:: Textabschnitt

Fehler nicht verschweigen

Eigentlich sagt man, dass man seine Helden nie treffen soll, sonst wird man enttäuscht.

Ich kann das nicht bestätigen. Meine Mutter achtete stets darauf, dass mein großes Vorbild auch Fehler hatte.

Meine Mutter tat das, nicht weil sie meinen Opa schlecht reden wollte, sondern weil die Bibel es genauso tut. Ob Noah, Abraham, Mose, David, Petrus oder Paulus: Die Bibel verschweigt nie die Fehler der großen Männer Gottes.

Wie so viele Männer, die die Schrecken der UdSSR (Hungersnöte, Verfolgungen und Gefangenschaften) erlebten, konnte mein Opa sehr hart, grob und stur sein.

Vielleicht war es Stolz, weil Gott so vieles durch ihn getan hatte und er so viel für Gott. Vielleicht war es ein Mangel an Bildung oder Kenntnis der biblischen Hermeneutik. Vielleicht auch eine Kombination von allen diesen Faktoren, doch mein Opa hatte sich in einem Thema theologisch verrannt.

Wie und was genau das war, ist weniger wichtig. Denn schade ist, wie stur er war, sich in diesem Punkt korrigieren zu lassen. Es ging so weit, dass dieses Thema ihn mit einigen lokalen Brüdern spaltete.

Er kapselte sich von vielen Menschen ab und beschränkte damit erheblich sein Wirkungsgrad für das Reich Gottes.

Und das ist für mich das Traurigste an der Geschichte meines Helden.

Wertvolle Lektionen

Als er im April 2019 mit fast 92 Jahren verstarb und endlich seinen Jesus von Angesicht zu Angesicht sehen durfte, schrieb ich alles auf, für was ich ihm dankbar bin und was ich von ihm lernen durfte und noch lernen muss:

  • seinen Hunger nach Wissen und seine Liebe zu Büchern 
  • sein Durchhaltevermögen bei Schwierigkeiten
  • seinen Willen, das zu machen, was gemacht werden muss, egal wie mir danach ist
  • seine Bereitschaft zu haben, besonders in schwierigen Lagen
  • seinen unerschütterlicher Glaube, egal mit was der Feind droht oder lockt 
  • seine Bereitschaft, alles um des Evangeliums willen aufzugeben
  • seine Liebe zu dem Wort Gottes, das er gefühlt auswendig kannte
  • seinen Drang, Verlorenen das Evangelium zu predigen
  • Gleichzeitig erinnert mich sein Leben, die Sanftmütigkeit Jesu zu suchen, ohne auf die Finsternis meiner Lage zu achten.

::::

» **Aufgaben und Fragen**
**1.** Beantworten Sie zum Text über den Großvater:
(a) In welchem Monat und Jahr verstarb er, und wie alt war er dabei beinahe?
(b) Welche Männer nennt der Text, deren Fehler die Bibel nicht verschweigt?
(c) Wozu führte es im Verhältnis zu einigen lokalen Brüdern, dass er sich in seinem theologischen Thema nicht korrigieren ließ?
**2.** Zitieren Sie aus dem Text über den Großvater die Passage zwischen „Meine Mutter tat“ und „lokalen Brüdern spaltete.“, beide einschließlich.
Für die Bearbeitung werden die Datensätze nicht benötigt.

:: Datenübersicht

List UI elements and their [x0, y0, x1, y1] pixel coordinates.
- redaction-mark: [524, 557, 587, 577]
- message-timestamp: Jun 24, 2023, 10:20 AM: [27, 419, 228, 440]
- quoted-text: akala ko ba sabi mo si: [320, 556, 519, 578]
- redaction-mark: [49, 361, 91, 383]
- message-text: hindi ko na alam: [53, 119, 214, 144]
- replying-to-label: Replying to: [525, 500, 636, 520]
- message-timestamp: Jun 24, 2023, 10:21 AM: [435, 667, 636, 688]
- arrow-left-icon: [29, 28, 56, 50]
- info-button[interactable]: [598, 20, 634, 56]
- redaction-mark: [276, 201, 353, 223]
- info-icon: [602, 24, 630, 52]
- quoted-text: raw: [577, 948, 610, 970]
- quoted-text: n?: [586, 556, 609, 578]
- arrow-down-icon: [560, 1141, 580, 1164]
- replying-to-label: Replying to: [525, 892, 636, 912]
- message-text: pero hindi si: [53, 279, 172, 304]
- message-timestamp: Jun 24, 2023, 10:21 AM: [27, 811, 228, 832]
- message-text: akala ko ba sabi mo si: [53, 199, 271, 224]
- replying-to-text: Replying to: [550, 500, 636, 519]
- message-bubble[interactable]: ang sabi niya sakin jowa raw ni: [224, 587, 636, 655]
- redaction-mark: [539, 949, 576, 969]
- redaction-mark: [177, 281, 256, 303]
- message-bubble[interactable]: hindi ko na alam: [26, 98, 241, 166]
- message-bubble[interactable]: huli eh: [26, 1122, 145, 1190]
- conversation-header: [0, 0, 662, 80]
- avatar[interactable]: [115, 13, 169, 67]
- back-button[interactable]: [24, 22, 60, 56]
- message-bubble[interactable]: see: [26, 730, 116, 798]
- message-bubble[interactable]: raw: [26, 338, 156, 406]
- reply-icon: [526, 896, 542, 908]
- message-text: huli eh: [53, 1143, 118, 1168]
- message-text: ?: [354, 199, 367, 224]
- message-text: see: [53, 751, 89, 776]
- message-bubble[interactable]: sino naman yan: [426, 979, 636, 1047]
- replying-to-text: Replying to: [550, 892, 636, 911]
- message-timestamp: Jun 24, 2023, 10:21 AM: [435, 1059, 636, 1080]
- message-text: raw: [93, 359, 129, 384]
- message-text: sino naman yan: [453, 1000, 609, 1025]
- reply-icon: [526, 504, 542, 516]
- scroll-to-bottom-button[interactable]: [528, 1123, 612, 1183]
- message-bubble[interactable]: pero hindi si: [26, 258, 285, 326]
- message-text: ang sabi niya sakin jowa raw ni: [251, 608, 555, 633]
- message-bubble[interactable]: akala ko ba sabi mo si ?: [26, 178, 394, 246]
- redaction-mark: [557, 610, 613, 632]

::::

» **Antworten je Aufgabe**
**1.**
(a) Im April 2019, mit fast 92 Jahren.
(b) Noah, Abraham, Mose, David, Petrus und Paulus.
(c) Das Thema spaltete ihn mit einigen lokalen Brüdern.

**2.**
Meine Mutter tat das, nicht weil sie meinen Opa schlecht reden wollte, sondern weil die Bibel es genauso tut. Ob Noah, Abraham, Mose, David, Petrus oder Paulus: Die Bibel verschweigt nie die Fehler der großen Männer Gottes.

Wie so viele Männer, die die Schrecken der UdSSR (Hungersnöte, Verfolgungen und Gefangenschaften) erlebten, konnte mein Opa sehr hart, grob und stur sein.

Vielleicht war es Stolz, weil Gott so vieles durch ihn getan hatte und er so viel für Gott. Vielleicht war es ein Mangel an Bildung oder Kenntnis der biblischen Hermeneutik. Vielleicht auch eine Kombination von allen diesen Faktoren, doch mein Opa hatte sich in einem Thema theologisch verrannt.

Wie und was genau das war, ist weniger wichtig. Denn schade ist, wie stur er war, sich in diesem Punkt korrigieren zu lassen. Es ging so weit, dass dieses Thema ihn mit einigen lokalen Brüdern spaltete.